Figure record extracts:
•••••

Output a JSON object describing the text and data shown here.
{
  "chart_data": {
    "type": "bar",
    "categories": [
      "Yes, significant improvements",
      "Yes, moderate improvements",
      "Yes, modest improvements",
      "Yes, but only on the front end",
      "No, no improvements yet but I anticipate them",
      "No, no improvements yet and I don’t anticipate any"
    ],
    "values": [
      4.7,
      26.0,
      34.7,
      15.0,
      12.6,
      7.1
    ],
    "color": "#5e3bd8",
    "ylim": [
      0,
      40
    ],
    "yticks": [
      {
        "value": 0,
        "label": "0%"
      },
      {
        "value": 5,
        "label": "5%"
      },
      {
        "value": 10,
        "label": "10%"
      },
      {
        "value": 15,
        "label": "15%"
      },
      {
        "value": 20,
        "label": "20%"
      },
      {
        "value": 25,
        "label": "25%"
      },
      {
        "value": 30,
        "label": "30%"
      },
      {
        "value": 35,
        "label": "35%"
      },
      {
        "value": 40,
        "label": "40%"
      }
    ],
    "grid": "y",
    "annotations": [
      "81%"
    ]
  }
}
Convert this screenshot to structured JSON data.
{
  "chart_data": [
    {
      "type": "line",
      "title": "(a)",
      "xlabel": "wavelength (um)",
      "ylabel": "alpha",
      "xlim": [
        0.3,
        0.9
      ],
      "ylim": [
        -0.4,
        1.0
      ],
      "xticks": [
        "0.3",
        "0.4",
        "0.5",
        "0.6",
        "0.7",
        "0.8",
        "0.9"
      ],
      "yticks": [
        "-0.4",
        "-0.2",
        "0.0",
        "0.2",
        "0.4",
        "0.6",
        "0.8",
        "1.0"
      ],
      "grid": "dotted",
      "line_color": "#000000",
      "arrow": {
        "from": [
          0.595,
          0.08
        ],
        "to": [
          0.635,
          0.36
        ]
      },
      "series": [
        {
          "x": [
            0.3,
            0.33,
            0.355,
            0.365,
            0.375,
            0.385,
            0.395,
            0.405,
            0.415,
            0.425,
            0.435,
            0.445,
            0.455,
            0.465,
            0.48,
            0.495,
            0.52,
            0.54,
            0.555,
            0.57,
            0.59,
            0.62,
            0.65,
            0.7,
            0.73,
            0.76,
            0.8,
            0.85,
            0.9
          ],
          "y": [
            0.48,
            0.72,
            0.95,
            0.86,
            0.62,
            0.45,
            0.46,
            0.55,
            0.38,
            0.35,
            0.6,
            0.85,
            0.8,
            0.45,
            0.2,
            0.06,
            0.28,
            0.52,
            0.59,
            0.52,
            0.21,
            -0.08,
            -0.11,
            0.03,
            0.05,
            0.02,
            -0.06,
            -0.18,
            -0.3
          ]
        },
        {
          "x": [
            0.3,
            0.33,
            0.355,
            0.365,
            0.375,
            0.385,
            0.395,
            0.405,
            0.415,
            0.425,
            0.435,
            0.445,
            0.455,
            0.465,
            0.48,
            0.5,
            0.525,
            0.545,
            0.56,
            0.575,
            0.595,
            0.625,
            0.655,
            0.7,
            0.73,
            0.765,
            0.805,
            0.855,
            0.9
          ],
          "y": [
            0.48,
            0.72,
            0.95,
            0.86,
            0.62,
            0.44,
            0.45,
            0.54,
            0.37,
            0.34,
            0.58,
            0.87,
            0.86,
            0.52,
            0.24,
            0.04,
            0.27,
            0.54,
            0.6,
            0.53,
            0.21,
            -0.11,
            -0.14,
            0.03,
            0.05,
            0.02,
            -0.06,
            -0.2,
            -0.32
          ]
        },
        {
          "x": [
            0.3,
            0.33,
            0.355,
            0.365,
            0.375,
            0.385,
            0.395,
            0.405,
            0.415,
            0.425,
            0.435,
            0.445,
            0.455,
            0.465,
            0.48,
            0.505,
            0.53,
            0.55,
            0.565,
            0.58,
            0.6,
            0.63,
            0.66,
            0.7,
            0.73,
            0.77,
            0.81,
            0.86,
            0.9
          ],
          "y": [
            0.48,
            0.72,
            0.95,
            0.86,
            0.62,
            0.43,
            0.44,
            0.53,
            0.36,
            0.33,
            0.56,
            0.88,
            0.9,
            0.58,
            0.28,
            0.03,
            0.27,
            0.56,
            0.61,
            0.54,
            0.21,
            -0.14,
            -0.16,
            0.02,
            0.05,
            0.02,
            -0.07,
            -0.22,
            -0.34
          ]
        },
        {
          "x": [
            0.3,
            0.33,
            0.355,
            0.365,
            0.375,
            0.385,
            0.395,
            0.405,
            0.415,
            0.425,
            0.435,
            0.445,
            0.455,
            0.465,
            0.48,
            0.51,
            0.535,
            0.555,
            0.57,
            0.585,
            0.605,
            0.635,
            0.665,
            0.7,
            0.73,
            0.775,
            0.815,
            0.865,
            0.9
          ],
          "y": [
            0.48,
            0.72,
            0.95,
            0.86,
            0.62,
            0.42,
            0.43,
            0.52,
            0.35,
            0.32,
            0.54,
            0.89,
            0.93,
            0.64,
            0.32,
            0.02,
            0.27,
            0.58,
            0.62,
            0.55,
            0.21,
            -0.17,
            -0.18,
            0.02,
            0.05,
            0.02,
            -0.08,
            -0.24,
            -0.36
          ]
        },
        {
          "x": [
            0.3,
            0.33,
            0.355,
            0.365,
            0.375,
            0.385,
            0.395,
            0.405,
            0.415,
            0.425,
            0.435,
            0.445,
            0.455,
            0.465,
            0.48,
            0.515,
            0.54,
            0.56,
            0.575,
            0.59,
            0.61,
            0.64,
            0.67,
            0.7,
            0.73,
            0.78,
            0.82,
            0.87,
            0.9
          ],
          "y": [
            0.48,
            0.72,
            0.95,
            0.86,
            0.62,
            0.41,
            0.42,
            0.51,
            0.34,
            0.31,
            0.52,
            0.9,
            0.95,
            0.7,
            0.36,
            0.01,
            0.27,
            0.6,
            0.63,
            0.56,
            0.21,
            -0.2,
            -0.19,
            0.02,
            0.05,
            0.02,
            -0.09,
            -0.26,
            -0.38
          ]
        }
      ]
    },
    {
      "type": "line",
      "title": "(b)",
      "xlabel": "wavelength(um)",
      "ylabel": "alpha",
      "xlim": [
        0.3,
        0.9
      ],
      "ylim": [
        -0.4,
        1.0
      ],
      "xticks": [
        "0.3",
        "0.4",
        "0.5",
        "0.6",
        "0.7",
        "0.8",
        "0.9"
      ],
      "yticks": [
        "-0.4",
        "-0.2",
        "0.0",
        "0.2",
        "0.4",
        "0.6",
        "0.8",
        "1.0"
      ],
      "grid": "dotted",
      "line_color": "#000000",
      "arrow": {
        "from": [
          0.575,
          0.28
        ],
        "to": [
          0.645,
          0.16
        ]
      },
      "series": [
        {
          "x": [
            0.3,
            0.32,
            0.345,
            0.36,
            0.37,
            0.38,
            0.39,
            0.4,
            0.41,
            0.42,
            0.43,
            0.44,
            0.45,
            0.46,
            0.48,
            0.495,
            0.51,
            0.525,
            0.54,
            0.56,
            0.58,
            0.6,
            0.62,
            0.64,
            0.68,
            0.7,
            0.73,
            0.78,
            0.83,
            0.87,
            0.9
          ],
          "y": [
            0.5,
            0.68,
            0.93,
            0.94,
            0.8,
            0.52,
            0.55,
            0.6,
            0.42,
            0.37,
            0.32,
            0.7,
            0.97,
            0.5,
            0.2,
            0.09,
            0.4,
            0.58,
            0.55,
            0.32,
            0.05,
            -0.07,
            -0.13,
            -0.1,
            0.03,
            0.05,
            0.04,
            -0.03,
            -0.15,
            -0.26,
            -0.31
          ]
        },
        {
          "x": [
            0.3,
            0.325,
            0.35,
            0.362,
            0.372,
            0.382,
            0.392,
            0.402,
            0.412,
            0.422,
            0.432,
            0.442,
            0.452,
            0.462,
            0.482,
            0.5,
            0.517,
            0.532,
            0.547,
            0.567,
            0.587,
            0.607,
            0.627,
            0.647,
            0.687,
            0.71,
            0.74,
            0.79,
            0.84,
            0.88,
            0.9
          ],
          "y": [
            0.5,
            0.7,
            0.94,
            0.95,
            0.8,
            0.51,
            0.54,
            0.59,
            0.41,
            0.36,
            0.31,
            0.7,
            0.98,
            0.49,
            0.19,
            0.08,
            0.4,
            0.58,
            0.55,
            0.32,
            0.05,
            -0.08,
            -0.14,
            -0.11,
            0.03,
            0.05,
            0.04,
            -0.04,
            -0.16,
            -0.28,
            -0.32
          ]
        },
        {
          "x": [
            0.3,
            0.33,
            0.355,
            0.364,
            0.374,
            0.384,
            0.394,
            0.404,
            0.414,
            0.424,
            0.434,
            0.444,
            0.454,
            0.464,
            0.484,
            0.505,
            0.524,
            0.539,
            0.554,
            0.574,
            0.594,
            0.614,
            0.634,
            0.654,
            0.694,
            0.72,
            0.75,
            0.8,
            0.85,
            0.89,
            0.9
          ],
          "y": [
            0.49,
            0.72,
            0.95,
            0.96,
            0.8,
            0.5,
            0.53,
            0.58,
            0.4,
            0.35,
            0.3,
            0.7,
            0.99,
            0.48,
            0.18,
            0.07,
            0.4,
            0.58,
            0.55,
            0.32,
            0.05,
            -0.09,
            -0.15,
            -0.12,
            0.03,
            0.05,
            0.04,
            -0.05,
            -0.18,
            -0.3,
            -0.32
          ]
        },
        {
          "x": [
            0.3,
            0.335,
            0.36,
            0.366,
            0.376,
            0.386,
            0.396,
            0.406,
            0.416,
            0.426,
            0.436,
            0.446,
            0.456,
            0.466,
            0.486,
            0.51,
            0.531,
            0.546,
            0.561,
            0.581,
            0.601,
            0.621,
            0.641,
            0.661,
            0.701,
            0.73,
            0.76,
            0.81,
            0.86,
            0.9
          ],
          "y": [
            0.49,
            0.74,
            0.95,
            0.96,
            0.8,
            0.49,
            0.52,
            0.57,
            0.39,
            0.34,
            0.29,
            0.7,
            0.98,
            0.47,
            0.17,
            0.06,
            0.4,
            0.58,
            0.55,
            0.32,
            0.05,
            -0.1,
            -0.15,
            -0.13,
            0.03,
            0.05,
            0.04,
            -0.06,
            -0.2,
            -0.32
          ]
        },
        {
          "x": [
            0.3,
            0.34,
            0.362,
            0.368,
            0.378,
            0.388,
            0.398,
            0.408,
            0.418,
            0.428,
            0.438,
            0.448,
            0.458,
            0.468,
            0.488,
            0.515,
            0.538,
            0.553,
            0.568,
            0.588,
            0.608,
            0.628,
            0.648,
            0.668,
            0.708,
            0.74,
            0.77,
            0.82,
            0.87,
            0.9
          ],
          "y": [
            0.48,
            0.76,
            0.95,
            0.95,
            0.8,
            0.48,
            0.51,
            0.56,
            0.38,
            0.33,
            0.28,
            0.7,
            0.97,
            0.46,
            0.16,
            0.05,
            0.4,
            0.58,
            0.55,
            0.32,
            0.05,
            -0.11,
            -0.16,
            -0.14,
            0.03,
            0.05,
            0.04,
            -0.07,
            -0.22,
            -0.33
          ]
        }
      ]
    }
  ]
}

•••••

WRITTEN REQUEST: In the entries above, find each line with the string "xlabel" and copy it.

RESPONSE TO THE TASK:
      "xlabel": "wavelength (um)",
      "xlabel": "wavelength(um)",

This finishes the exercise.